» Exercise details
Copy all lines of the listing that include the string "Participation".

» Data in this exercise
------------------------------------------------------------

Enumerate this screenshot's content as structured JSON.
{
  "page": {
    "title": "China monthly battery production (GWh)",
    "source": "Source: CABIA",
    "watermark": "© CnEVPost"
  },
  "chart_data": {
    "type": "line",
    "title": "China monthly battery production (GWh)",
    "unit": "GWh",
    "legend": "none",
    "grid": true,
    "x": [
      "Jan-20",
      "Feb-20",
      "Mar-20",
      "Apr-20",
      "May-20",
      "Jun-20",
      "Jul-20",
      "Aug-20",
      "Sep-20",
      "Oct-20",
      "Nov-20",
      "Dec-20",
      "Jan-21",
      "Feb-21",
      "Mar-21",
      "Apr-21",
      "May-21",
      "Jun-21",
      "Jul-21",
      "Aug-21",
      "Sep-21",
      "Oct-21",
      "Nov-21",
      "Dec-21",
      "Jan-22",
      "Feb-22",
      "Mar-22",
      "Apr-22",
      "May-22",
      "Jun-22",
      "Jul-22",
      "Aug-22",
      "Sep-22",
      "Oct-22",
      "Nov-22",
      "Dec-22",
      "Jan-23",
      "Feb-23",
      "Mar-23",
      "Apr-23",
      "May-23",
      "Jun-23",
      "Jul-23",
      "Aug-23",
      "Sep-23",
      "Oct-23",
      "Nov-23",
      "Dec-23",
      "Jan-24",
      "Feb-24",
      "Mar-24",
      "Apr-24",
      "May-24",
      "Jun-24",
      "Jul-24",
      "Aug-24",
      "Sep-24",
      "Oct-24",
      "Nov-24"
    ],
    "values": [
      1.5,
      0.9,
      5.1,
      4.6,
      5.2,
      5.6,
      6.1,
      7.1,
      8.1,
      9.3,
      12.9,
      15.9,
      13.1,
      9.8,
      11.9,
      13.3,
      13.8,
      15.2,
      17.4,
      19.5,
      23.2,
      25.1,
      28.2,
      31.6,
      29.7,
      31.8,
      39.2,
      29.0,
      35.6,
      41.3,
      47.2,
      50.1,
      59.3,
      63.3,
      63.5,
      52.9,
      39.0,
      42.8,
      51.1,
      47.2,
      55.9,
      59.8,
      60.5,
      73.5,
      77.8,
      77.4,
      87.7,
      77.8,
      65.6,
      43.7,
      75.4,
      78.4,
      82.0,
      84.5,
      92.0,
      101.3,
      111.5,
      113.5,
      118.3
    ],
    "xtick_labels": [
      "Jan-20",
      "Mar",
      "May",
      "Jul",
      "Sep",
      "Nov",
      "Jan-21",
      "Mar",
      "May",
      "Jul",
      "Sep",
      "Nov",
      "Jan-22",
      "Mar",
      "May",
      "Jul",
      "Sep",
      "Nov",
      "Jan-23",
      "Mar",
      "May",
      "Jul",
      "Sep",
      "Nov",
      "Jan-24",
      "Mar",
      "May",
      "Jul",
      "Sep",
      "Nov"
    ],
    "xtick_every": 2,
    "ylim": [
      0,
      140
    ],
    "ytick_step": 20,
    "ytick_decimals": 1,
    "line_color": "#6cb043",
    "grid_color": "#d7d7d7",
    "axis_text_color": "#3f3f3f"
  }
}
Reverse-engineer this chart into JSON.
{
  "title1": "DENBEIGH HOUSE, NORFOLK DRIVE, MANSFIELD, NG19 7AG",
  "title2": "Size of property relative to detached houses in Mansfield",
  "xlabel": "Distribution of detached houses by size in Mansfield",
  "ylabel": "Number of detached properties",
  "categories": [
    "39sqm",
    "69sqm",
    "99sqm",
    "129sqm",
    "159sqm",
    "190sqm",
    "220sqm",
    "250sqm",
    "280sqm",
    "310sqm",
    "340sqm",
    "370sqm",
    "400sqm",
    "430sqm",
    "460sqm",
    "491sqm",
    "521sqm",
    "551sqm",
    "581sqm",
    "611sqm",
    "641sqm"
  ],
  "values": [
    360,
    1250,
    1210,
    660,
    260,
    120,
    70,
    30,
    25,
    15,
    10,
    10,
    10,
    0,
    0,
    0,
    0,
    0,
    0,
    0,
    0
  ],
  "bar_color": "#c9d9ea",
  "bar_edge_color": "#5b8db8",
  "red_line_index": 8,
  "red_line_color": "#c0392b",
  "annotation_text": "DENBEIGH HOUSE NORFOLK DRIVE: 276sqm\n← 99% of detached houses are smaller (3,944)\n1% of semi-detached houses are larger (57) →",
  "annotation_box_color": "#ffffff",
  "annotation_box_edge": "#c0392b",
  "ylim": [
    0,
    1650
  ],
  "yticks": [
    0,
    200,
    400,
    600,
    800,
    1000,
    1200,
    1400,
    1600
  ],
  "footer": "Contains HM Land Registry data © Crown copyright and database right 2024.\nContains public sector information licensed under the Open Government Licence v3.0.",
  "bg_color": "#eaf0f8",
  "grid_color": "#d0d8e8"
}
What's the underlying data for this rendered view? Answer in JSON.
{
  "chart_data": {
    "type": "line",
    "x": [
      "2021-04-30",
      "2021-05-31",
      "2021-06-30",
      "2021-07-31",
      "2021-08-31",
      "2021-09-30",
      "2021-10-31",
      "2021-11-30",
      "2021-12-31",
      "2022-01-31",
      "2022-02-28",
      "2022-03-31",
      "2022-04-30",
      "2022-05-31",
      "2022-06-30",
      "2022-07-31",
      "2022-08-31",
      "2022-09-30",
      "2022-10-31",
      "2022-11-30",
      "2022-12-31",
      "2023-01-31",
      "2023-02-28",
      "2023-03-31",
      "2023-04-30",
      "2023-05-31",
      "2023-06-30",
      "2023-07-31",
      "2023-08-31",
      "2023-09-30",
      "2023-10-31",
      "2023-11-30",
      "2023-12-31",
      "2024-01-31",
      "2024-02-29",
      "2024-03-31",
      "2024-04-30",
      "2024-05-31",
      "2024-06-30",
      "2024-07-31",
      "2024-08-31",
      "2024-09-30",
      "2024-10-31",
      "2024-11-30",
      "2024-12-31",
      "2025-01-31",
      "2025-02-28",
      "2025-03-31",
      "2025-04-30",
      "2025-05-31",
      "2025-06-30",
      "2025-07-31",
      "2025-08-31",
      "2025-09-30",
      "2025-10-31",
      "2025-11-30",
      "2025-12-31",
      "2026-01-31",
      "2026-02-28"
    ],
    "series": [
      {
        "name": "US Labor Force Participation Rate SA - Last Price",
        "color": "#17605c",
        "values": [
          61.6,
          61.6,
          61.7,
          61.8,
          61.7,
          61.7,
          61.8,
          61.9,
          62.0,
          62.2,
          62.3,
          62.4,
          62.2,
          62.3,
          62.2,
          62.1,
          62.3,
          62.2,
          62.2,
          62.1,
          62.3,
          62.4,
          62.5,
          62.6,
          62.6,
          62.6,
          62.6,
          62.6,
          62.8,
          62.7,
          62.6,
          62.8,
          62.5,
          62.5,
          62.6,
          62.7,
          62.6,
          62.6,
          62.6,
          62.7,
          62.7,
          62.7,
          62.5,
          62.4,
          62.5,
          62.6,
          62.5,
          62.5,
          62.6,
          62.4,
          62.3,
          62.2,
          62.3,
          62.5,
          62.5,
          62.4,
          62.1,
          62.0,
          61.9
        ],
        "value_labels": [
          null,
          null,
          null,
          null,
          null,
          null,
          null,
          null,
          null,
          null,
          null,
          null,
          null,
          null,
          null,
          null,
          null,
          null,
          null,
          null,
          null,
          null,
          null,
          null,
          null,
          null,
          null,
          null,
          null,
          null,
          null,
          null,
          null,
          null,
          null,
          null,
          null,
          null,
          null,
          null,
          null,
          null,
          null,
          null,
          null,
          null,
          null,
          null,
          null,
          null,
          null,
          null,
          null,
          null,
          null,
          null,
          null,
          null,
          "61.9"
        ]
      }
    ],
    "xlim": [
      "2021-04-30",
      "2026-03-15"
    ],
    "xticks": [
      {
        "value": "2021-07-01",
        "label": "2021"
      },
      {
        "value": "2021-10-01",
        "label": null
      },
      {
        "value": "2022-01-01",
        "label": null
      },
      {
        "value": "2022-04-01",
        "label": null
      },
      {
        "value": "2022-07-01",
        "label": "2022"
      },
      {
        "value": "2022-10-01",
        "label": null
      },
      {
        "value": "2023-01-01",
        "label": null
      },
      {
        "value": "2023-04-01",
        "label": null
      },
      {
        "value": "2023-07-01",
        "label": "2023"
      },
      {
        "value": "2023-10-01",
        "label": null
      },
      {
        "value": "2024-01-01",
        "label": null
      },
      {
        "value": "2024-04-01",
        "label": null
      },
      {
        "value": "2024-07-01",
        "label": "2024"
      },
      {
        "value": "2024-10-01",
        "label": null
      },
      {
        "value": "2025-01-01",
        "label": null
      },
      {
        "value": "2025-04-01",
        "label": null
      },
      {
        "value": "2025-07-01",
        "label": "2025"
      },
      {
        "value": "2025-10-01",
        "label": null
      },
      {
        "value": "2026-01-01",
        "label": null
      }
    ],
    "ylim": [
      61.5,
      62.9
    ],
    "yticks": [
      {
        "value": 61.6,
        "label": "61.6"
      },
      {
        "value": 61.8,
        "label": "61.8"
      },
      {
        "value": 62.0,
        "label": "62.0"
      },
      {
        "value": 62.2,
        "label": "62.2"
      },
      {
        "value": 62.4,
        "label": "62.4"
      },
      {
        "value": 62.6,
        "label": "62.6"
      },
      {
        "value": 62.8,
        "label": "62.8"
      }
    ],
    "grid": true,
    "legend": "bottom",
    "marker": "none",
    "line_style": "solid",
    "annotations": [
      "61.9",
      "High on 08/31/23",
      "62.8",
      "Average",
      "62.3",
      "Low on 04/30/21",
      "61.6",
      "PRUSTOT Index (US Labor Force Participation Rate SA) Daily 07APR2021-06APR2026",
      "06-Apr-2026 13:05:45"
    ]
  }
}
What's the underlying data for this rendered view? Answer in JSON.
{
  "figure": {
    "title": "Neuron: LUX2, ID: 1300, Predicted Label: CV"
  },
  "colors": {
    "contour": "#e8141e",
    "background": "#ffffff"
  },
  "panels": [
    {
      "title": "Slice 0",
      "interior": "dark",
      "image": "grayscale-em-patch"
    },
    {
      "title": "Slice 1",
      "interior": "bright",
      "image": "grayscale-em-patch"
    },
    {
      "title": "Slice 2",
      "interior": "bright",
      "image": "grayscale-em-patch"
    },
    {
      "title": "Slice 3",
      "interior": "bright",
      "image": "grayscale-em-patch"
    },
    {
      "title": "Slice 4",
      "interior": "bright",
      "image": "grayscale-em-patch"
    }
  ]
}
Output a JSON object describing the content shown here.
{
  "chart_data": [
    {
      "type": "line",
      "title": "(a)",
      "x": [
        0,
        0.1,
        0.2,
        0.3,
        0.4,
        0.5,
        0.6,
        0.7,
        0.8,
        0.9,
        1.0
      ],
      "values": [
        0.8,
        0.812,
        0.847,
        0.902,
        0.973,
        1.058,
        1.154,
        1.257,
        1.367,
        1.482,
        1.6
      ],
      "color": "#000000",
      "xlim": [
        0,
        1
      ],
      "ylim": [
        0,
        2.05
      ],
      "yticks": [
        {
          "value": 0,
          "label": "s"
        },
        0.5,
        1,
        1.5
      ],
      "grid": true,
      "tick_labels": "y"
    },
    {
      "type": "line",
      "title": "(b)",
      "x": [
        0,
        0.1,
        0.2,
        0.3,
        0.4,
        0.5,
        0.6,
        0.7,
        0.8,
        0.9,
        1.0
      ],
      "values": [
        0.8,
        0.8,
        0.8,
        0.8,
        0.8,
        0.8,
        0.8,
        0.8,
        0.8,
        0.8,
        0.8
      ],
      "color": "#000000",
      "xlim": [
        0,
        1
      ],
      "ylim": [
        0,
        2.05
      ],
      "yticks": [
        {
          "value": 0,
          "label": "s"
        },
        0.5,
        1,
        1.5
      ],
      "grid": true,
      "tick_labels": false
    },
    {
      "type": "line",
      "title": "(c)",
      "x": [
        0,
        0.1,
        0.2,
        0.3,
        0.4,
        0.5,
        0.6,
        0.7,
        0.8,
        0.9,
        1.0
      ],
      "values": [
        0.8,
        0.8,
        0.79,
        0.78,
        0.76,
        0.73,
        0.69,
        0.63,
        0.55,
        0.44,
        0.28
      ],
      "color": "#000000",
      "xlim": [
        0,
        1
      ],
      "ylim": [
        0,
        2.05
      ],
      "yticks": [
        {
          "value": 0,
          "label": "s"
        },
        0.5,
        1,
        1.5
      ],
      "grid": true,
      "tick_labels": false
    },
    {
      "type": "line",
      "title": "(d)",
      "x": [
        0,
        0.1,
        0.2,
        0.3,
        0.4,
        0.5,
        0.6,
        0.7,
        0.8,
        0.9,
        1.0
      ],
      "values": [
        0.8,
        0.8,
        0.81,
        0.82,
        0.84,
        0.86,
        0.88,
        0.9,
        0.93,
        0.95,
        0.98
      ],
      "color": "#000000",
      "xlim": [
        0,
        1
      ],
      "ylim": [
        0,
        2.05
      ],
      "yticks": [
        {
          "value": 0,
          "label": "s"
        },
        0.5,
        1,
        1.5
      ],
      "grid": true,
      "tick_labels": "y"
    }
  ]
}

------------------------------------------------------------

» The completed task
        "name": "US Labor Force Participation Rate SA - Last Price",
      "PRUSTOT Index (US Labor Force Participation Rate SA) Daily 07APR2021-06APR2026",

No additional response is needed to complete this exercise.